Baidoa (, Somali: [Af-Maxaa: Baydhabo, Maay: Baydhowy) is the largest city of the South West State of Somalia.

Between 2002 and 2014, Baidoa was the capital of the South West State. In 2014, the capital was changed to Barawa.

Overview
Baydhabo is the main hub of the Somali inter-riverine region and state capital of Bay Region. It was traditionally known as Baydhabo Jinaay (the heavenly Baydhabo) or ll Baydhabo (the spring of Baydhabo). The city was founded at the edge of the main highlands known as magniafulka where the ll springs originate, a prime grazing area. Legend states that a bird pecked the ground with its beak and would signal people to come and discover the pristine land. The shrine of Obo Esherow the patron Sufi mystic/saint of Baidoa has been honoured for over four centuries.

History

Antiquity
Baidoa and the broader Bay region is home to a number of important ancient sites. Archaeologists have found pre-historic rock art on the city's outskirts, in Buur Heybe.

Medieval
During the medieval period Baidoa was founded and settled by the Madanle clan and many traditions link the Ajuran with a people known to Somalis Madanle (Maaanthinle, Madinle, etc.) who were celebrated well-diggers in southern Somalia. Many traditions ascribe Madanle origins to Baidao and were attributed to stone-built rectangular enclosure in the deep interior so far adequately described. Baidoa is said to have solid stone and mortar walls ruins some four foot six inches high in places. This affirms the traditions that Baidoa during Ajuran was a large town and a trading hub center.

Early Modern

Baidoa was captured by Sultan Ibrahim Adeer who defeated the Madanle section of Ajuran and expelled them from the region. The city population was eventually replaced by Mirifle and the city reached its golden age under Geledi Sultanate rule. It was crossroads of caravan trade. Baidoa city was surrounded with large walls with one fortified gate. It attracted many merchants and farmers from the benadir coast to settle in what came to be known as (Buula Benadir) (the Benadir quarter). Menelik II of Ethiopia invaded Baidoa in the late 19th century, but was pushed back under Sultan Osman Ahmed rule.

Colonial Period
The Italians occupied the city in July, 1913. During the British military occupation (1941-1950), the Bardaale Quarter, where Somali clients and employees of the British lived, was the stronghold of the Somali Youth League; the rest of the city was held by the members of the Hizbiya Digil-Mirifle.

Modern
With an agropastoral economy, common livestock include goats and camels, with the main agricultural produce being sorghum. Pre Civil war Bay state was home to the largest camel population in Somalia, with above 1.3 million camels. Post independence, Baidoa would attract many international projects such as the Bay Agricultural Development Project.

Civil War
Baidoa incurred significant damage in the early 1990s, following the start of the civil war. In September 1995, United Somali Congress militia attacked and occupied the town. The Australian contingent of Unified Task Force  UNISOM1, running the Baidoa Humanitarian Relief Sector from January 1993, found themselves dealing primarily with the 'Somali Liberation Army' Duduble sub-clan of Aideed's USC. "They were able to provide an ongoing flow of funds to Aideed in Mogadishu from the proceeds of their activities in the Bay region, while enriching themselves in the process." They remained in control of Baidoa until around January 1996, while the local Rahanweyn Resistance Army militia continued to engage the USC in the town's environs. In 1999, the RRA seized control of the wider Lower Shabelle, Gedo, Bay and Bakool provinces. The town and larger region gradually rebounded to become among the more stable areas in the south.

Box annotation data
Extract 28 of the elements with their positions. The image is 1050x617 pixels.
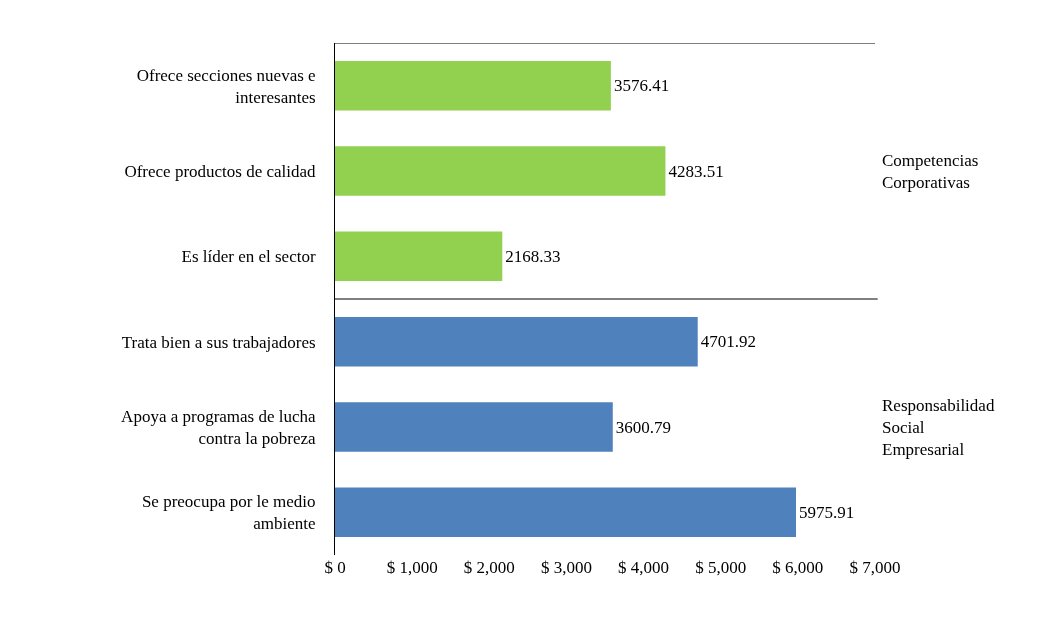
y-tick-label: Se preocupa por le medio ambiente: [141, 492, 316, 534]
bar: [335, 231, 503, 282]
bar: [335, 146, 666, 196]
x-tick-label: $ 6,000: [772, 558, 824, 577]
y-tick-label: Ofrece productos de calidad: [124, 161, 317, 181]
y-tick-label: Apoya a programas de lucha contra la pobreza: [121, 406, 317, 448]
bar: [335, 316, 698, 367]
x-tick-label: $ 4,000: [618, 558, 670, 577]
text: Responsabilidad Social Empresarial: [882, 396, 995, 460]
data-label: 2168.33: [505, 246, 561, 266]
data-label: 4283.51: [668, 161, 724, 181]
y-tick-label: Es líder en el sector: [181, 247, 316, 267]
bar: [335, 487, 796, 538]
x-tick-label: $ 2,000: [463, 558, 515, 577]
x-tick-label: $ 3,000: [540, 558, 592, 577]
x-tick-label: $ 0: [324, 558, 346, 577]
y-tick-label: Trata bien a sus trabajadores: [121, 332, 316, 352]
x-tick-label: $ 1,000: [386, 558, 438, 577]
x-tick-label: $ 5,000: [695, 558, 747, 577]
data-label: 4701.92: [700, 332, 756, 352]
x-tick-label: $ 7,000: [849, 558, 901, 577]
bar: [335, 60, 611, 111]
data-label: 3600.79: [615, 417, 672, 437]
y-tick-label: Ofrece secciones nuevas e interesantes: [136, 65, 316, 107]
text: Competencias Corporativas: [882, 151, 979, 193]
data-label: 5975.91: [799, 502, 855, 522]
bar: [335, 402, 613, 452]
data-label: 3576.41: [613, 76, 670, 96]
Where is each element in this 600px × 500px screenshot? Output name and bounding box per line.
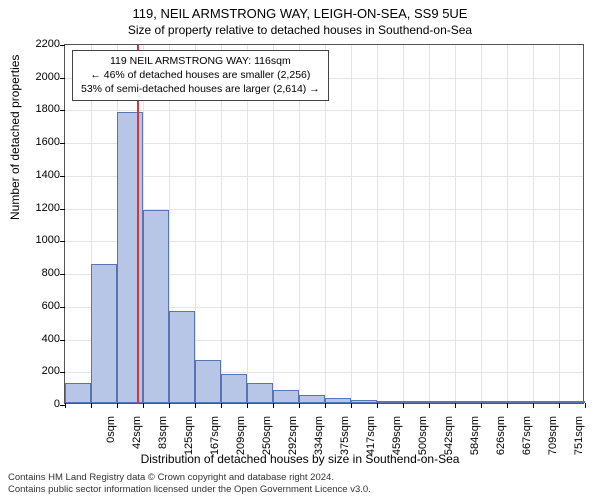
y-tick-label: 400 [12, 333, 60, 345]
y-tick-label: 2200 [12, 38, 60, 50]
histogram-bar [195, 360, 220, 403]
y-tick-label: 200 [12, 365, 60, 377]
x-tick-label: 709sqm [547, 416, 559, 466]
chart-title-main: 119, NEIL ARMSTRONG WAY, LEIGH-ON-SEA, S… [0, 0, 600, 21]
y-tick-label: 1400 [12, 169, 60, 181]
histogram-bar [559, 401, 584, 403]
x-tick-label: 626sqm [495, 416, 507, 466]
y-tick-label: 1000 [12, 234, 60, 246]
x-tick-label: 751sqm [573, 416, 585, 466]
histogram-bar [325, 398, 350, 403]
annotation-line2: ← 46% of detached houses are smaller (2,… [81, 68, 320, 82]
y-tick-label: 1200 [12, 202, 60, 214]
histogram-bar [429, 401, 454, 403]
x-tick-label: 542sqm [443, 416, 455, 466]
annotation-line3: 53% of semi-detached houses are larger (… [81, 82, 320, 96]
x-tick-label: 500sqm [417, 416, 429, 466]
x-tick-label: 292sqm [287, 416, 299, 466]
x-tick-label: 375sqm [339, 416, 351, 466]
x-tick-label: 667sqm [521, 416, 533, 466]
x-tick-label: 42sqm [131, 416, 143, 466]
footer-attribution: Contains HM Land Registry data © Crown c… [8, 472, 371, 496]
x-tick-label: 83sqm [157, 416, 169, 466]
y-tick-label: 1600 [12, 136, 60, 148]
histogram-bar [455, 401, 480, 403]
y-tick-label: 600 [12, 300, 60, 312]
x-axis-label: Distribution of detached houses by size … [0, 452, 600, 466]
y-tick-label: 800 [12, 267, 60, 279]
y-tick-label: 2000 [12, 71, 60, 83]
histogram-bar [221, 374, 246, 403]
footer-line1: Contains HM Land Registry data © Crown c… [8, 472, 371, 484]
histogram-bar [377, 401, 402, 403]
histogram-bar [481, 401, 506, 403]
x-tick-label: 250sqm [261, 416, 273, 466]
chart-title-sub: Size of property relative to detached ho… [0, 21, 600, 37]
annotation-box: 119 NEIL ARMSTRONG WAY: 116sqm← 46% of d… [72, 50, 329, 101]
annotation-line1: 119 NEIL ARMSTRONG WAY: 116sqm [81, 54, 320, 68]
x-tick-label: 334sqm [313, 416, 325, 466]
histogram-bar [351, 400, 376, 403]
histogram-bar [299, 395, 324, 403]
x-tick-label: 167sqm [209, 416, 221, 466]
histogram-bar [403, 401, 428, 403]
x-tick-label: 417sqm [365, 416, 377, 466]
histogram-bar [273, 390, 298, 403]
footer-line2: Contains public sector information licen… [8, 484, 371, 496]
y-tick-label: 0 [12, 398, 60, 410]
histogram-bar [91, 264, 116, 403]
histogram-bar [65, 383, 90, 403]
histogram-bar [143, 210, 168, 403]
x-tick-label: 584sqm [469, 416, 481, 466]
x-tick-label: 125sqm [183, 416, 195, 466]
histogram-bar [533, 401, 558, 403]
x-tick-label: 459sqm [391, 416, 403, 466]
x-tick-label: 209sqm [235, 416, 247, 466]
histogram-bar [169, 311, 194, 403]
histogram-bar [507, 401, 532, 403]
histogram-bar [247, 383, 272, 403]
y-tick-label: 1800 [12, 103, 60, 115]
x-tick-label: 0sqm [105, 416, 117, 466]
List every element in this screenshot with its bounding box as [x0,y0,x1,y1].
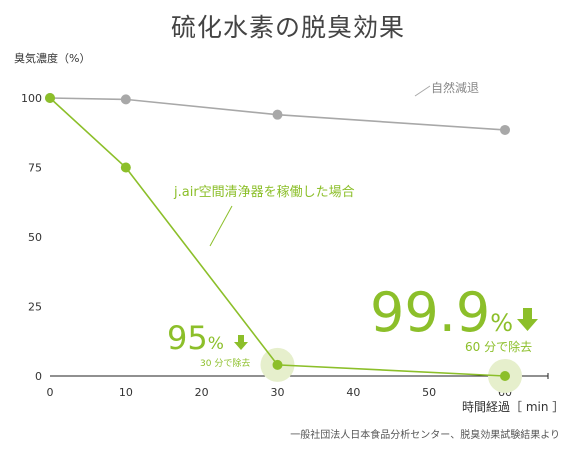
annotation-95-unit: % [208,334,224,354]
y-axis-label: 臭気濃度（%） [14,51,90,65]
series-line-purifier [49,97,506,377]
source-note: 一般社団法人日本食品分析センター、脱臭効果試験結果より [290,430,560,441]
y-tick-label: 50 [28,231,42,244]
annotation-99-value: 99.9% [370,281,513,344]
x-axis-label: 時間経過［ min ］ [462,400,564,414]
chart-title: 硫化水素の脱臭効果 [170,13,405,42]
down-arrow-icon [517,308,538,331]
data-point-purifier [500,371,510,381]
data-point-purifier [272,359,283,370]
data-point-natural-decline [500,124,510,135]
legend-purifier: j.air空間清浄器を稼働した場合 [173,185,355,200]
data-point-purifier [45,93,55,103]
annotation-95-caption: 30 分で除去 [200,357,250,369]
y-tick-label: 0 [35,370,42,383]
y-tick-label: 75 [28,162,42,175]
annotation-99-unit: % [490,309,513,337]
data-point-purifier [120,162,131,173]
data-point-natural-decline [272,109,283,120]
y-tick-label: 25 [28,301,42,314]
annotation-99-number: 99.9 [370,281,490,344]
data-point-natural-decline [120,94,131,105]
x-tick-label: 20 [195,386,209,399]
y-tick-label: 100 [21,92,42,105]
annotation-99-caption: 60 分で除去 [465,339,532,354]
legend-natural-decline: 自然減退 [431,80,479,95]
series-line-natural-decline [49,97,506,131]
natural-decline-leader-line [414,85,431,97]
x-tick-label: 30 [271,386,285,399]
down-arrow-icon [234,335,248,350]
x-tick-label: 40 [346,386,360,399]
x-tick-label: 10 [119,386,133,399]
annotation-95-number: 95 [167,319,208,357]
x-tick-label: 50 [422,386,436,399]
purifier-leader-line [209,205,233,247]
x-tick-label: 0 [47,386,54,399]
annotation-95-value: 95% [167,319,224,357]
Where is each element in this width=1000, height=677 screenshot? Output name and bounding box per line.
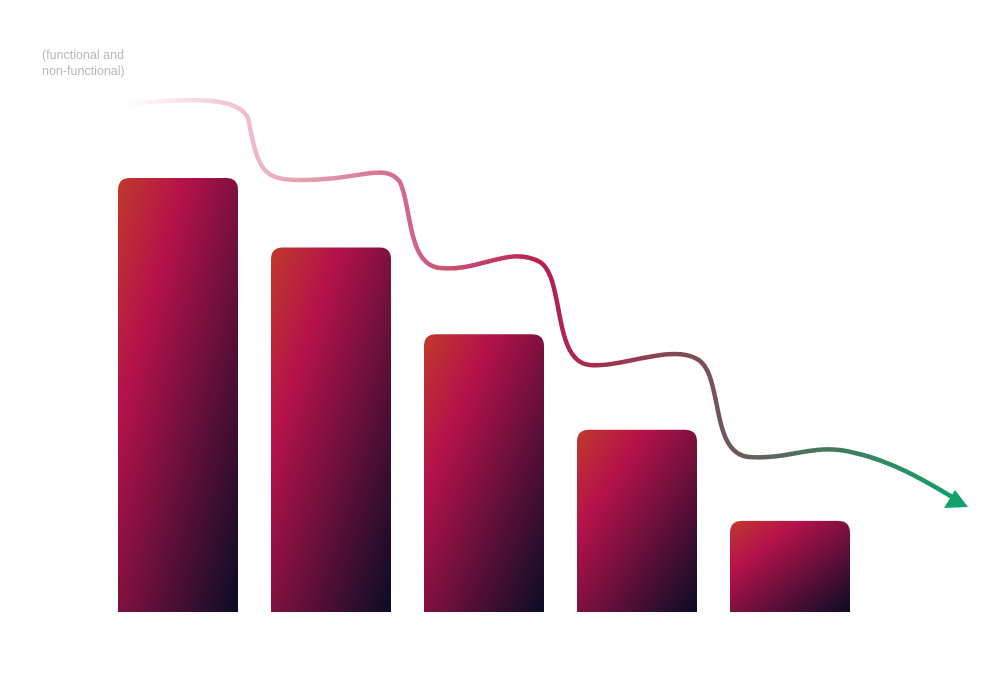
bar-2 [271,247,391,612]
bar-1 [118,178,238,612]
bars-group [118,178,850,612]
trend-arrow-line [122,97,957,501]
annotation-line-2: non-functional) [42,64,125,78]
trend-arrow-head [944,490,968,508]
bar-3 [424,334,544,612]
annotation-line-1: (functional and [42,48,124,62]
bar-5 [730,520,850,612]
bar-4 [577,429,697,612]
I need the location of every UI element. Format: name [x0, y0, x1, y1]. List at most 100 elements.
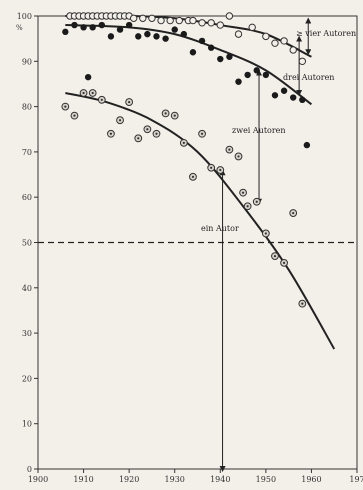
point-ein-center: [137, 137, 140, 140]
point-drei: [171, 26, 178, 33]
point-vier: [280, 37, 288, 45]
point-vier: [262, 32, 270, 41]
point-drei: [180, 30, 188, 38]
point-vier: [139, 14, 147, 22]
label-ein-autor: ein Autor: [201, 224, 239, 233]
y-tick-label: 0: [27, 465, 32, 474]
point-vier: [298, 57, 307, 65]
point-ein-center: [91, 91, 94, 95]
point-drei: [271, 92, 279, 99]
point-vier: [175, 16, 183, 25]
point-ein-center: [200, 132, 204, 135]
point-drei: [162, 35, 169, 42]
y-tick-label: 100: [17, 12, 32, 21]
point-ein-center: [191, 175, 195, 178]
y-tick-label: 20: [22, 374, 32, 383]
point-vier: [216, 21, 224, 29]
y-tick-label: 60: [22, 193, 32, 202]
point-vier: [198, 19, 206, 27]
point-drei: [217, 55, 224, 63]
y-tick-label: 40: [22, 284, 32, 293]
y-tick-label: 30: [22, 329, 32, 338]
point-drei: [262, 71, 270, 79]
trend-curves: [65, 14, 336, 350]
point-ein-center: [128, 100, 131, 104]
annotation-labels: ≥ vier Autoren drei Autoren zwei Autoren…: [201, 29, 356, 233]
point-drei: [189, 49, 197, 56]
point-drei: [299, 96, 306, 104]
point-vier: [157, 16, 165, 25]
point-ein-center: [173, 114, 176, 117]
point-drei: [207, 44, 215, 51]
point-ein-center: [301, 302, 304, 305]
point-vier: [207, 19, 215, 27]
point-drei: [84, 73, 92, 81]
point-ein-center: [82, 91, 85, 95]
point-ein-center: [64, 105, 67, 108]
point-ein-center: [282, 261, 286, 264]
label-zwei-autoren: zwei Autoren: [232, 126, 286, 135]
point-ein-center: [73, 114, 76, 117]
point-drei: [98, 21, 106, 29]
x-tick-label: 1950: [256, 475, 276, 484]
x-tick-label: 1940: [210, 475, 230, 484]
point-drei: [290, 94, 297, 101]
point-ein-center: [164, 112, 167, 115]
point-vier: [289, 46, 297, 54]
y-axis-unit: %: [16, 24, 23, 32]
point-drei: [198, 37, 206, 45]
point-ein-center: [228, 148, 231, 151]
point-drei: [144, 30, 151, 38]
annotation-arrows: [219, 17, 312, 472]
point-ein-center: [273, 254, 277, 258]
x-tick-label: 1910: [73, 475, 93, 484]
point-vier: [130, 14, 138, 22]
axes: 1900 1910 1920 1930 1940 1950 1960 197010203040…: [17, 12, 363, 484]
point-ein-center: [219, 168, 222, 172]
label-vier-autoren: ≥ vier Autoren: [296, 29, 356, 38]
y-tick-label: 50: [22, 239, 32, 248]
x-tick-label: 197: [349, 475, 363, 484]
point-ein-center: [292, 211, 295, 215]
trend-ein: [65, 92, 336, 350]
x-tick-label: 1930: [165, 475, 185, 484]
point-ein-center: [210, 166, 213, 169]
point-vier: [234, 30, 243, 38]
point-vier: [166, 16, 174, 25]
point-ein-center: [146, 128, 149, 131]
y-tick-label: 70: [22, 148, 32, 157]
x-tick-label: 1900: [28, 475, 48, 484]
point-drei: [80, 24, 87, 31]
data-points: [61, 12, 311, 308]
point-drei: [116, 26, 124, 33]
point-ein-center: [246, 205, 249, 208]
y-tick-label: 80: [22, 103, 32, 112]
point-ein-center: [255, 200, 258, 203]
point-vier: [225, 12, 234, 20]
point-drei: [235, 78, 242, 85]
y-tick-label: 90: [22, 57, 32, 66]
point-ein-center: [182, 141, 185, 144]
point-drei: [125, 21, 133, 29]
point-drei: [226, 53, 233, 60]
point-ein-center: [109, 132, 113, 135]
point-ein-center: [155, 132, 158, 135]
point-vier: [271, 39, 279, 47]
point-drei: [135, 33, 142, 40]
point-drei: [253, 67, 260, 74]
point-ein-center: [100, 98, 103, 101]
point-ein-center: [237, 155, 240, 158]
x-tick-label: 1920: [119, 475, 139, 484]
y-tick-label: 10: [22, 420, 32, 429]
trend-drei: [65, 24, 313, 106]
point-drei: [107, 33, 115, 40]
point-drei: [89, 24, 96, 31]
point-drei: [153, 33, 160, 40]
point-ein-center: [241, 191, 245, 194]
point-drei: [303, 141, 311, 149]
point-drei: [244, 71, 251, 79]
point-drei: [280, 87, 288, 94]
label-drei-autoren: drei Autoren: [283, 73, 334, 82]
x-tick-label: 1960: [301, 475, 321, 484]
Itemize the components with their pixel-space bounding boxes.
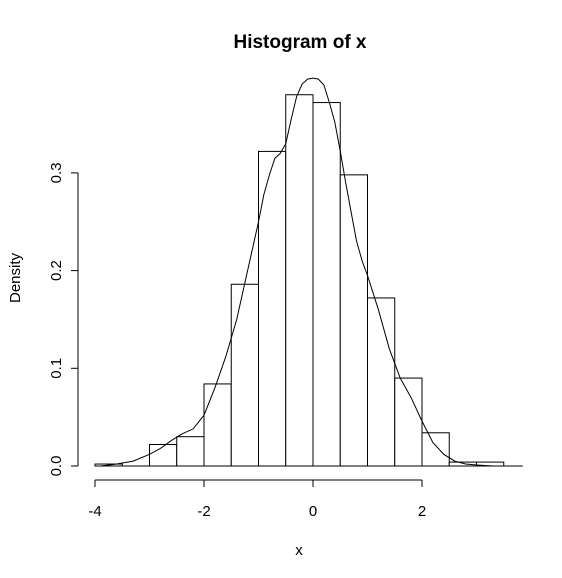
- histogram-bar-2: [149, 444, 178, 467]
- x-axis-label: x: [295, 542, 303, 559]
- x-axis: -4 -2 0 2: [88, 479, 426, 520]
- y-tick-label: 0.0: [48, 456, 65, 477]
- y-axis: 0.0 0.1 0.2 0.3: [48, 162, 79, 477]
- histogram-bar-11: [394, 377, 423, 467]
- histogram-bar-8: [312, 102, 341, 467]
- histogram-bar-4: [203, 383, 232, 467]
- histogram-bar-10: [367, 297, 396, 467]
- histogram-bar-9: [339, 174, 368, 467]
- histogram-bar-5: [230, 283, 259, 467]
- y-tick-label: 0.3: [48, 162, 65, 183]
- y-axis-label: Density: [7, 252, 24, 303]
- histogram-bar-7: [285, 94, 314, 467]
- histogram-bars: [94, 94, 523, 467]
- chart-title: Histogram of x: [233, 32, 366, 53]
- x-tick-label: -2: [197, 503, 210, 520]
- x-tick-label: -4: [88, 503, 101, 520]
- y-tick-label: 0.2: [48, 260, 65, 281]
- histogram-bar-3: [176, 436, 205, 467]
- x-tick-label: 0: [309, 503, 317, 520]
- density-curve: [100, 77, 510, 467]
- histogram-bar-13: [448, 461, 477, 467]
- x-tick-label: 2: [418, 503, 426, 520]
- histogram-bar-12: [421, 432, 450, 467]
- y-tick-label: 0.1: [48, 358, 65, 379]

* **YOUR TASK**
Please answer these questions using the passage on Baidoa:
(a) Which city became the capital of the South West State in 2014?
(b) In what month and year did the Italians occupy the city?
(c) What is the main agricultural produce?

* **RESULT OF THIS TASK**
(a) Barawa
(b) July 1913
(c) Sorghum